== WHAT NEEDS TO BE DONE ==
Skip the pictures and repeat each line of the data exactly.

== RECORDS SHOWN ==
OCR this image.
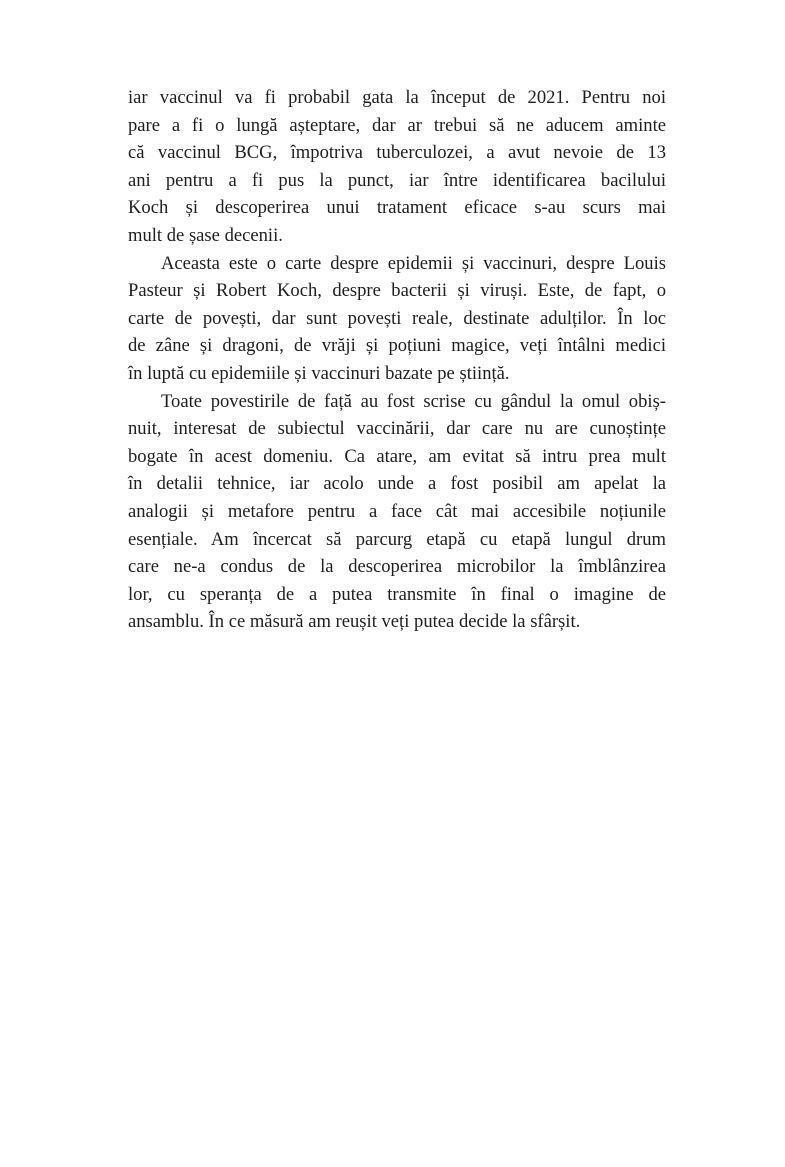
iar vaccinul va fi probabil gata la început de 2021. Pentru noi
pare a fi o lungă așteptare, dar ar trebui să ne aducem aminte
că vaccinul BCG, împotriva tuberculozei, a avut nevoie de 13
ani pentru a fi pus la punct, iar între identificarea bacilului
Koch și descoperirea unui tratament eficace s-au scurs mai
mult de șase decenii.

Aceasta este o carte despre epidemii și vaccinuri, despre Louis
Pasteur și Robert Koch, despre bacterii și viruși. Este, de fapt, o
carte de povești, dar sunt povești reale, destinate adulților. În loc
de zâne și dragoni, de vrăji și poțiuni magice, veți întâlni medici
în luptă cu epidemiile și vaccinuri bazate pe știință.

Toate povestirile de față au fost scrise cu gândul la omul obiș-
nuit, interesat de subiectul vaccinării, dar care nu are cunoștințe
bogate în acest domeniu. Ca atare, am evitat să intru prea mult
în detalii tehnice, iar acolo unde a fost posibil am apelat la
analogii și metafore pentru a face cât mai accesibile noțiunile
esențiale. Am încercat să parcurg etapă cu etapă lungul drum
care ne-a condus de la descoperirea microbilor la îmblânzirea
lor, cu speranța de a putea transmite în final o imagine de
ansamblu. În ce măsură am reușit veți putea decide la sfârșit.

== EXERCISE RESULT ==
OCR this image.
iar vaccinul va fi probabil gata la început de 2021. Pentru noi
pare a fi o lungă așteptare, dar ar trebui să ne aducem aminte
că vaccinul BCG, împotriva tuberculozei, a avut nevoie de 13
ani pentru a fi pus la punct, iar între identificarea bacilului
Koch și descoperirea unui tratament eficace s-au scurs mai
mult de șase decenii.

Aceasta este o carte despre epidemii și vaccinuri, despre Louis
Pasteur și Robert Koch, despre bacterii și viruși. Este, de fapt, o
carte de povești, dar sunt povești reale, destinate adulților. În loc
de zâne și dragoni, de vrăji și poțiuni magice, veți întâlni medici
în luptă cu epidemiile și vaccinuri bazate pe știință.

Toate povestirile de față au fost scrise cu gândul la omul obiș-
nuit, interesat de subiectul vaccinării, dar care nu are cunoștințe
bogate în acest domeniu. Ca atare, am evitat să intru prea mult
în detalii tehnice, iar acolo unde a fost posibil am apelat la
analogii și metafore pentru a face cât mai accesibile noțiunile
esențiale. Am încercat să parcurg etapă cu etapă lungul drum
care ne-a condus de la descoperirea microbilor la îmblânzirea
lor, cu speranța de a putea transmite în final o imagine de
ansamblu. În ce măsură am reușit veți putea decide la sfârșit.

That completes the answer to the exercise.